Do this —
Read through the data and report every line in which the word "tedy" occurs.

Supplied data —
· · · · ·

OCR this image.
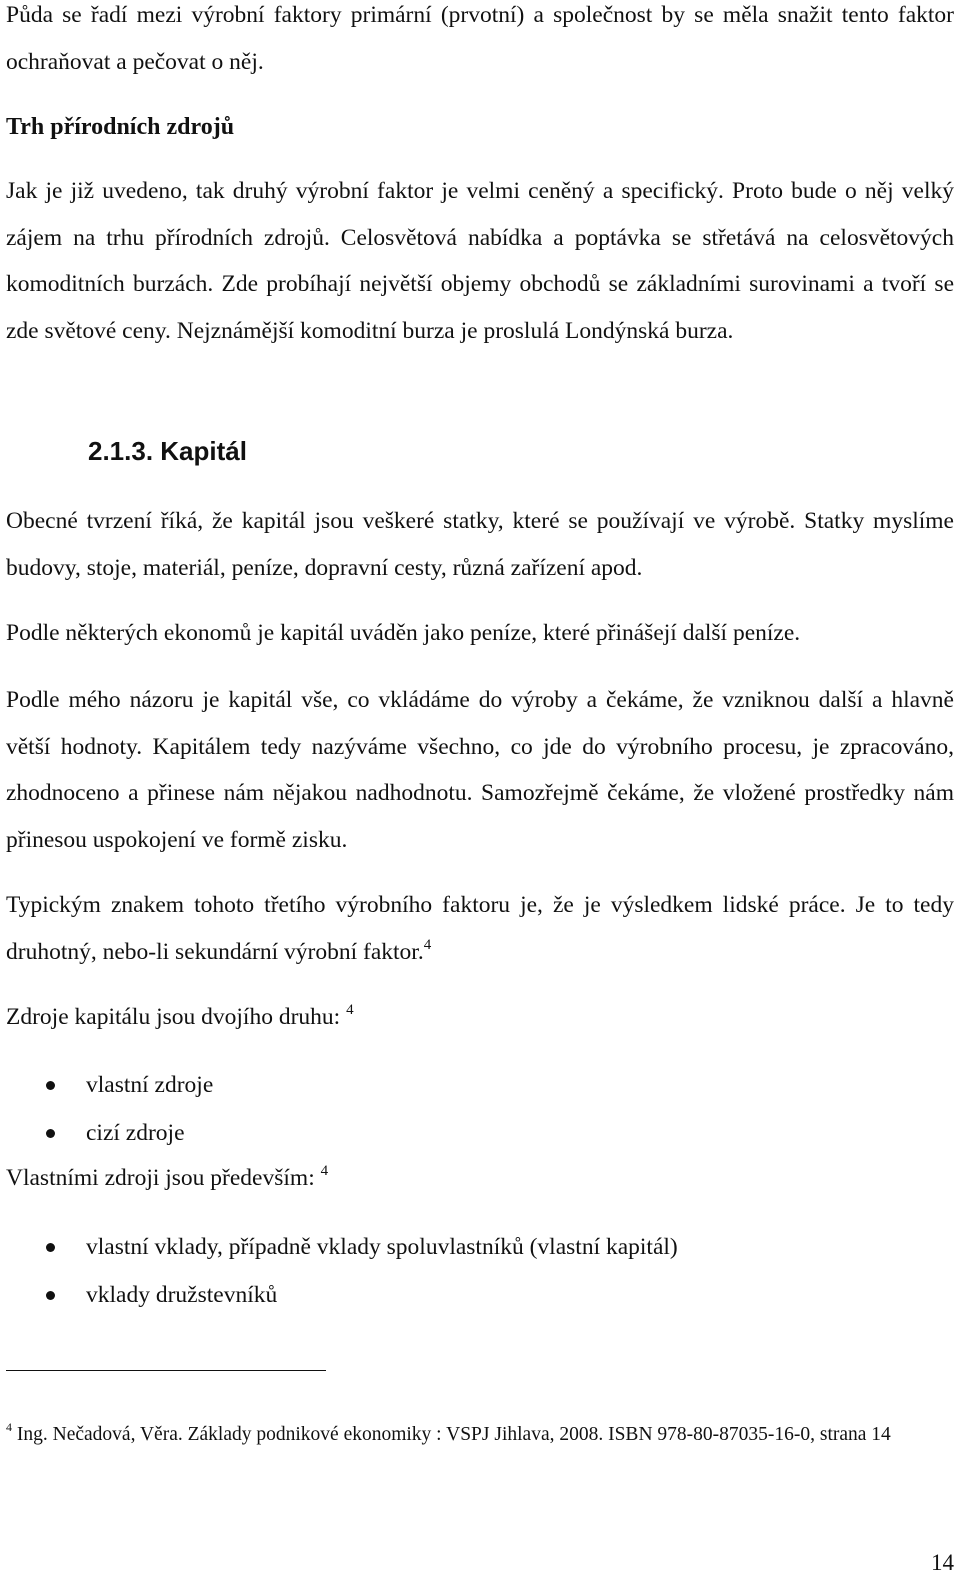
Půda se řadí mezi výrobní faktory primární (prvotní) a společnost by se měla snažit tento faktor ochraňovat a pečovat o něj.

Trh přírodních zdrojů

Jak je již uvedeno, tak druhý výrobní faktor je velmi ceněný a specifický. Proto bude o něj velký zájem na trhu přírodních zdrojů. Celosvětová nabídka a poptávka se střetává na celosvětových komoditních burzách. Zde probíhají největší objemy obchodů se základními surovinami a tvoří se zde světové ceny. Nejznámější komoditní burza je proslulá Londýnská burza.

2.1.3. Kapitál

Obecné tvrzení říká, že kapitál jsou veškeré statky, které se používají ve výrobě. Statky myslíme budovy, stoje, materiál, peníze, dopravní cesty, různá zařízení apod.

Podle některých ekonomů je kapitál uváděn jako peníze, které přinášejí další peníze.

Podle mého názoru je kapitál vše, co vkládáme do výroby a čekáme, že vzniknou další a hlavně větší hodnoty. Kapitálem tedy nazýváme všechno, co jde do výrobního procesu, je zpracováno, zhodnoceno a přinese nám nějakou nadhodnotu. Samozřejmě čekáme, že vložené prostředky nám přinesou uspokojení ve formě zisku.

Typickým znakem tohoto třetího výrobního faktoru je, že je výsledkem lidské práce. Je to tedy druhotný, nebo-li sekundární výrobní faktor.$^4$

Zdroje kapitálu jsou dvojího druhu: $^4$

vlastní zdroje
cizí zdroje

Vlastními zdroji jsou především: $^4$

vlastní vklady, případně vklady spoluvlastníků (vlastní kapitál)
vklady družstevníků

$^4$ Ing. Nečadová, Věra. Základy podnikové ekonomiky : VSPJ Jihlava, 2008. ISBN 978-80-87035-16-0, strana 14

14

· · · · ·

Problem solution —
Podle mého názoru je kapitál vše, co vkládáme do výroby a čekáme, že vzniknou další a hlavně větší hodnoty. Kapitálem tedy nazýváme všechno, co jde do výrobního procesu, je zpracováno, zhodnoceno a přinese nám nějakou nadhodnotu. Samozřejmě čekáme, že vložené prostředky nám přinesou uspokojení ve formě zisku.
Typickým znakem tohoto třetího výrobního faktoru je, že je výsledkem lidské práce. Je to tedy druhotný, nebo-li sekundární výrobní faktor.$^4$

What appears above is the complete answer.